— THE EXERCISE —
Output every line exactly as written. Leave out pictures.

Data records
┌──
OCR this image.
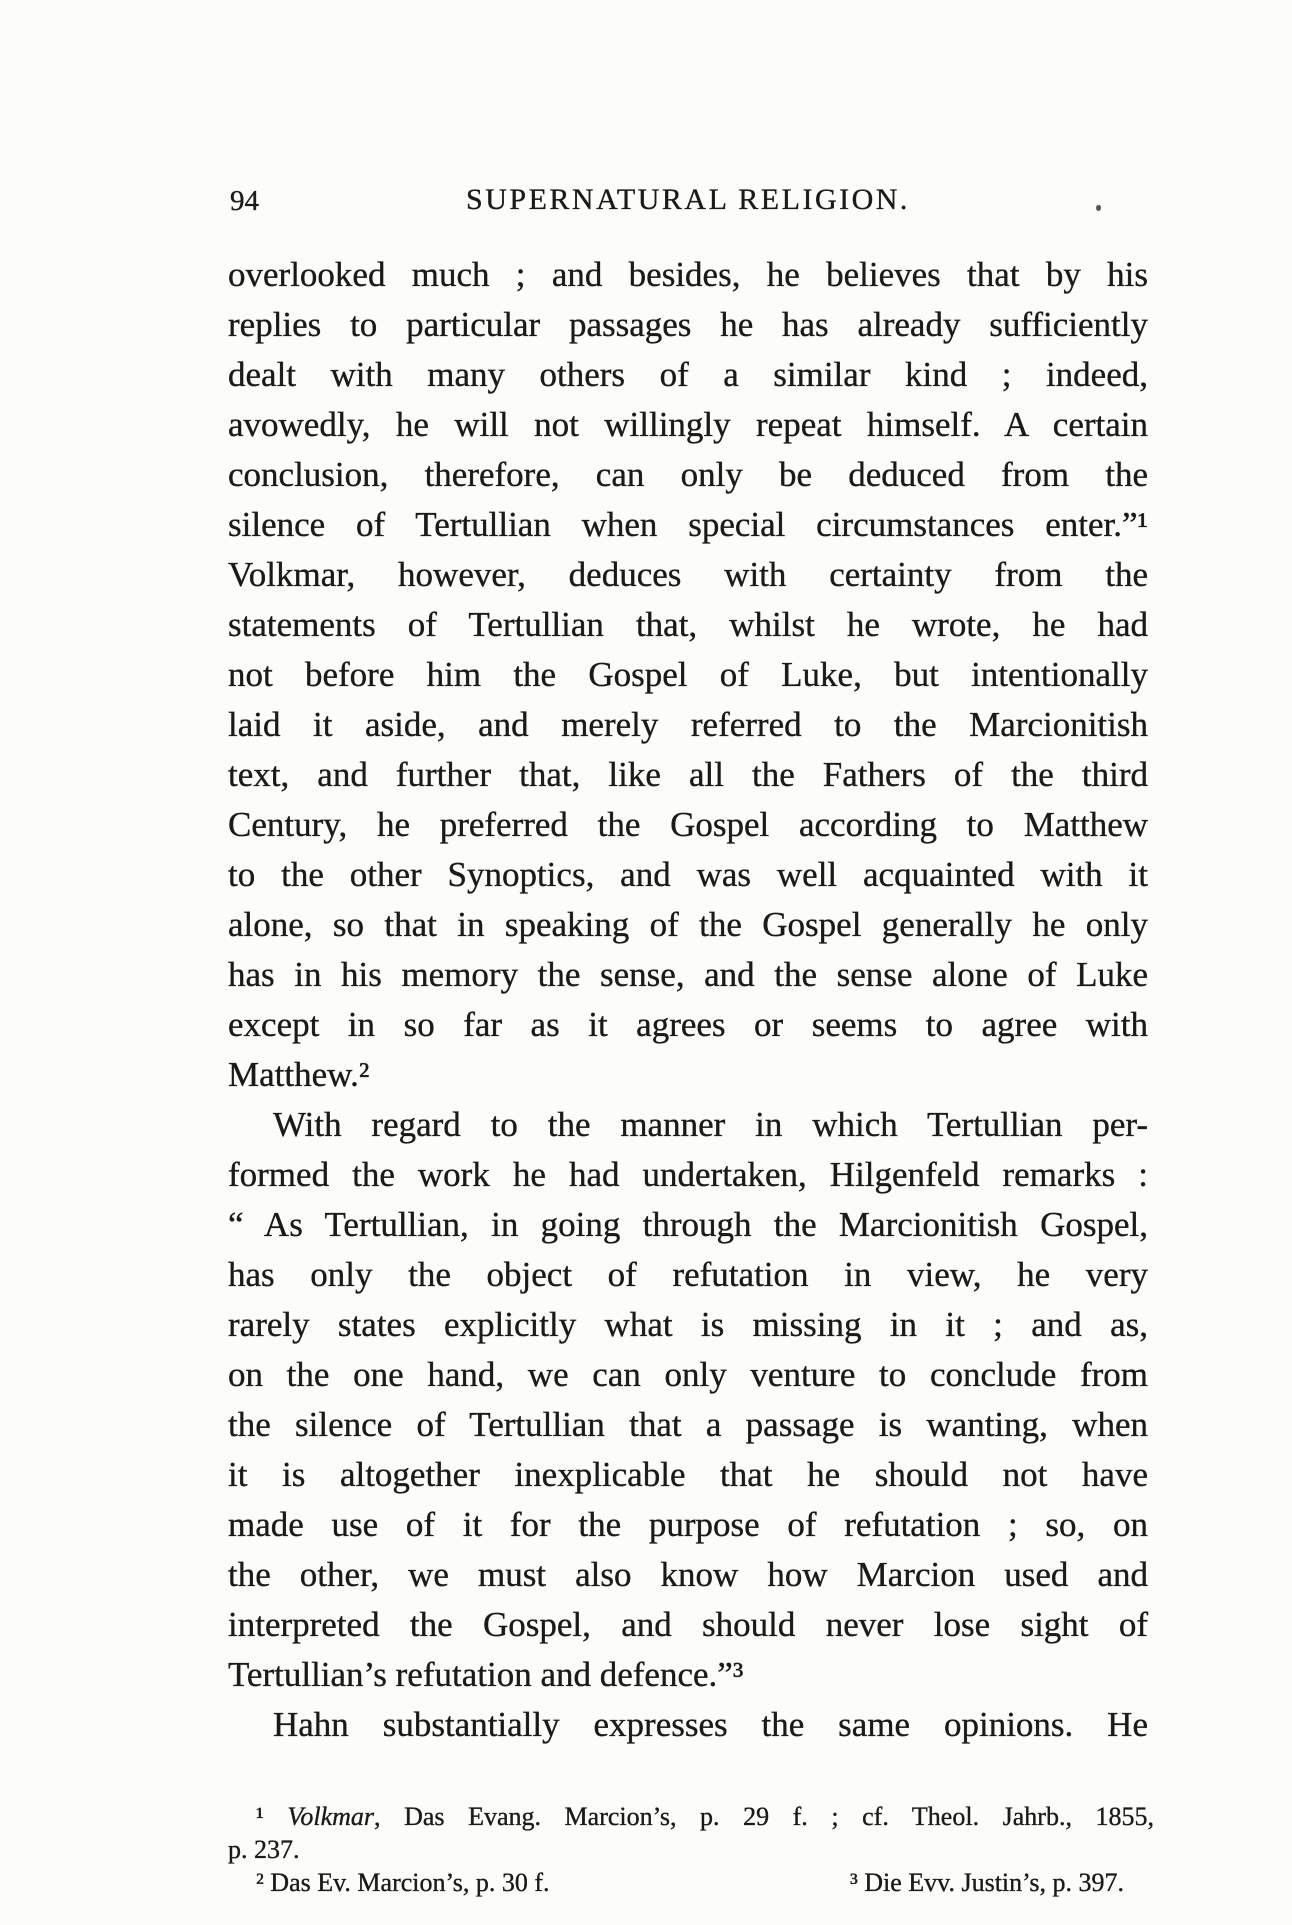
94	SUPERNATURAL RELIGION.
overlooked much ; and besides, he believes that by his
replies to particular passages he has already sufficiently
dealt with many others of a similar kind ; indeed,
avowedly, he will not willingly repeat himself. A certain
conclusion, therefore, can only be deduced from the
silence of Tertullian when special circumstances enter.”¹
Volkmar, however, deduces with certainty from the
statements of Tertullian that, whilst he wrote, he had
not before him the Gospel of Luke, but intentionally
laid it aside, and merely referred to the Marcionitish
text, and further that, like all the Fathers of the third
Century, he preferred the Gospel according to Matthew
to the other Synoptics, and was well acquainted with it
alone, so that in speaking of the Gospel generally he only
has in his memory the sense, and the sense alone of Luke
except in so far as it agrees or seems to agree with
Matthew.²
With regard to the manner in which Tertullian per-
formed the work he had undertaken, Hilgenfeld remarks :
“ As Tertullian, in going through the Marcionitish Gospel,
has only the object of refutation in view, he very
rarely states explicitly what is missing in it ; and as,
on the one hand, we can only venture to conclude from
the silence of Tertullian that a passage is wanting, when
it is altogether inexplicable that he should not have
made use of it for the purpose of refutation ; so, on
the other, we must also know how Marcion used and
interpreted the Gospel, and should never lose sight of
Tertullian’s refutation and defence.”³
Hahn substantially expresses the same opinions. He
¹ Volkmar, Das Evang. Marcion’s, p. 29 f. ; cf. Theol. Jahrb., 1855,
p. 237.
² Das Ev. Marcion’s, p. 30 f.	³ Die Evv. Justin’s, p. 397.
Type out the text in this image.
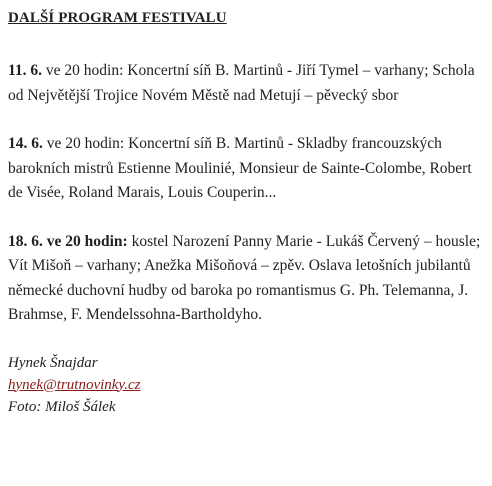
DALŠÍ PROGRAM FESTIVALU

11. 6. ve 20 hodin: Koncertní síň B. Martinů - Jiří Tymel – varhany; Schola od Největější Trojice Novém Městě nad Metují – pěvecký sbor

14. 6. ve 20 hodin: Koncertní síň B. Martinů - Skladby francouzských barokních mistrů Estienne Moulinié, Monsieur de Sainte-Colombe, Robert de Visée, Roland Marais, Louis Couperin...

18. 6. ve 20 hodin: kostel Narození Panny Marie - Lukáš Červený – housle; Vít Mišoň – varhany; Anežka Mišoňová – zpěv. Oslava letošních jubilantů německé duchovní hudby od baroka po romantismus G. Ph. Telemanna, J. Brahmse, F. Mendelssohna-Bartholdyho.

Hynek Šnajdar

hynek@trutnovinky.cz

Foto: Miloš Šálek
└──
— OUTPUT OF THE TASK —
OCR this image.
94	SUPERNATURAL RELIGION.
overlooked much ; and besides, he believes that by his
replies to particular passages he has already sufficiently
dealt with many others of a similar kind ; indeed,
avowedly, he will not willingly repeat himself. A certain
conclusion, therefore, can only be deduced from the
silence of Tertullian when special circumstances enter.”¹
Volkmar, however, deduces with certainty from the
statements of Tertullian that, whilst he wrote, he had
not before him the Gospel of Luke, but intentionally
laid it aside, and merely referred to the Marcionitish
text, and further that, like all the Fathers of the third
Century, he preferred the Gospel according to Matthew
to the other Synoptics, and was well acquainted with it
alone, so that in speaking of the Gospel generally he only
has in his memory the sense, and the sense alone of Luke
except in so far as it agrees or seems to agree with
Matthew.²
With regard to the manner in which Tertullian per-
formed the work he had undertaken, Hilgenfeld remarks :
“ As Tertullian, in going through the Marcionitish Gospel,
has only the object of refutation in view, he very
rarely states explicitly what is missing in it ; and as,
on the one hand, we can only venture to conclude from
the silence of Tertullian that a passage is wanting, when
it is altogether inexplicable that he should not have
made use of it for the purpose of refutation ; so, on
the other, we must also know how Marcion used and
interpreted the Gospel, and should never lose sight of
Tertullian’s refutation and defence.”³
Hahn substantially expresses the same opinions. He
¹ Volkmar, Das Evang. Marcion’s, p. 29 f. ; cf. Theol. Jahrb., 1855,
p. 237.
² Das Ev. Marcion’s, p. 30 f.	³ Die Evv. Justin’s, p. 397.
Type out the text in this image.
DALŠÍ PROGRAM FESTIVALU

11. 6. ve 20 hodin: Koncertní síň B. Martinů - Jiří Tymel – varhany; Schola od Největější Trojice Novém Městě nad Metují – pěvecký sbor

14. 6. ve 20 hodin: Koncertní síň B. Martinů - Skladby francouzských barokních mistrů Estienne Moulinié, Monsieur de Sainte-Colombe, Robert de Visée, Roland Marais, Louis Couperin...

18. 6. ve 20 hodin: kostel Narození Panny Marie - Lukáš Červený – housle; Vít Mišoň – varhany; Anežka Mišoňová – zpěv. Oslava letošních jubilantů německé duchovní hudby od baroka po romantismus G. Ph. Telemanna, J. Brahmse, F. Mendelssohna-Bartholdyho.

Hynek Šnajdar

hynek@trutnovinky.cz

Foto: Miloš Šálek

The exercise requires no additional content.